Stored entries
## Begin

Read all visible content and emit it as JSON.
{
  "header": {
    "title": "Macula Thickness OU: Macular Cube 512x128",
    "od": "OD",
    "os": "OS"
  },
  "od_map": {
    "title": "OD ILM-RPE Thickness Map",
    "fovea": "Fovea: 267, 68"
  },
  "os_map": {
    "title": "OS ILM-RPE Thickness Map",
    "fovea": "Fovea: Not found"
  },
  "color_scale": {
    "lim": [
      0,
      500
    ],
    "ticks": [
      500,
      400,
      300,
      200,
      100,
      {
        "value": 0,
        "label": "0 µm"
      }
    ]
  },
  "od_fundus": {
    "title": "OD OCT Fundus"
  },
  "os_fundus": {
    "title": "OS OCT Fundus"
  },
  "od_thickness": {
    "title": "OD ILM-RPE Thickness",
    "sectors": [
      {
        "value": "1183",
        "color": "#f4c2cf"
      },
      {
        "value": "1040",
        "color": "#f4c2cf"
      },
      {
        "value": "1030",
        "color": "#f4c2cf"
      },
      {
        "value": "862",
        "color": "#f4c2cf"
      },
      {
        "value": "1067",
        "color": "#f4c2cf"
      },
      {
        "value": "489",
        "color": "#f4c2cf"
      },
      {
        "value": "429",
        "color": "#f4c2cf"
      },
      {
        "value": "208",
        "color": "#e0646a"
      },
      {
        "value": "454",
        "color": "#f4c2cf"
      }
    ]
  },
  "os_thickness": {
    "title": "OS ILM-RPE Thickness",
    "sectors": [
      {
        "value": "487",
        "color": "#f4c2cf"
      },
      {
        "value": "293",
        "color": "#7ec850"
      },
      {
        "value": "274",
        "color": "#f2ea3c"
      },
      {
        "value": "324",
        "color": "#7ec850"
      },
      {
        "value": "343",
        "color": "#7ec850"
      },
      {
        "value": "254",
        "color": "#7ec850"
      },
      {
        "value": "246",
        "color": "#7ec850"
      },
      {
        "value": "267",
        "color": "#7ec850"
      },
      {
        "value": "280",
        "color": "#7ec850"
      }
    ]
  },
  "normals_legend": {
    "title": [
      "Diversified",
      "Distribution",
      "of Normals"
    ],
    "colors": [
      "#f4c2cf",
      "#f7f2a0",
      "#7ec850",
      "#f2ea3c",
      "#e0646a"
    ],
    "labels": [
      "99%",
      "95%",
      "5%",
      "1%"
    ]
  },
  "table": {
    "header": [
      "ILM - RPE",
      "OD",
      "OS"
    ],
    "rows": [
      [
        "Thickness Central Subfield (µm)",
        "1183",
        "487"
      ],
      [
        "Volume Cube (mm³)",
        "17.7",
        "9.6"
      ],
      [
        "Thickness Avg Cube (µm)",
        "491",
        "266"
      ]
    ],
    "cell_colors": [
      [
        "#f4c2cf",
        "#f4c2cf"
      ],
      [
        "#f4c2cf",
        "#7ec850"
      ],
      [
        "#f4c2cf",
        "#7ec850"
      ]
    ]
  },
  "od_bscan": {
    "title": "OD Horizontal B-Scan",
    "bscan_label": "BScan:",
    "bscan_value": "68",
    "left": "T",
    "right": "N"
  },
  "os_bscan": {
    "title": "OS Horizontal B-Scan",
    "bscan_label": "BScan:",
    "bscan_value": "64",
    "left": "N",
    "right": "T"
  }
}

## End

WHAT YOU NEED TO DO:
Where a line in the material above holds "Horizontal", copy that line.

RESULT OF THE EXERCISE:
    "title": "OD Horizontal B-Scan",
    "title": "OS Horizontal B-Scan",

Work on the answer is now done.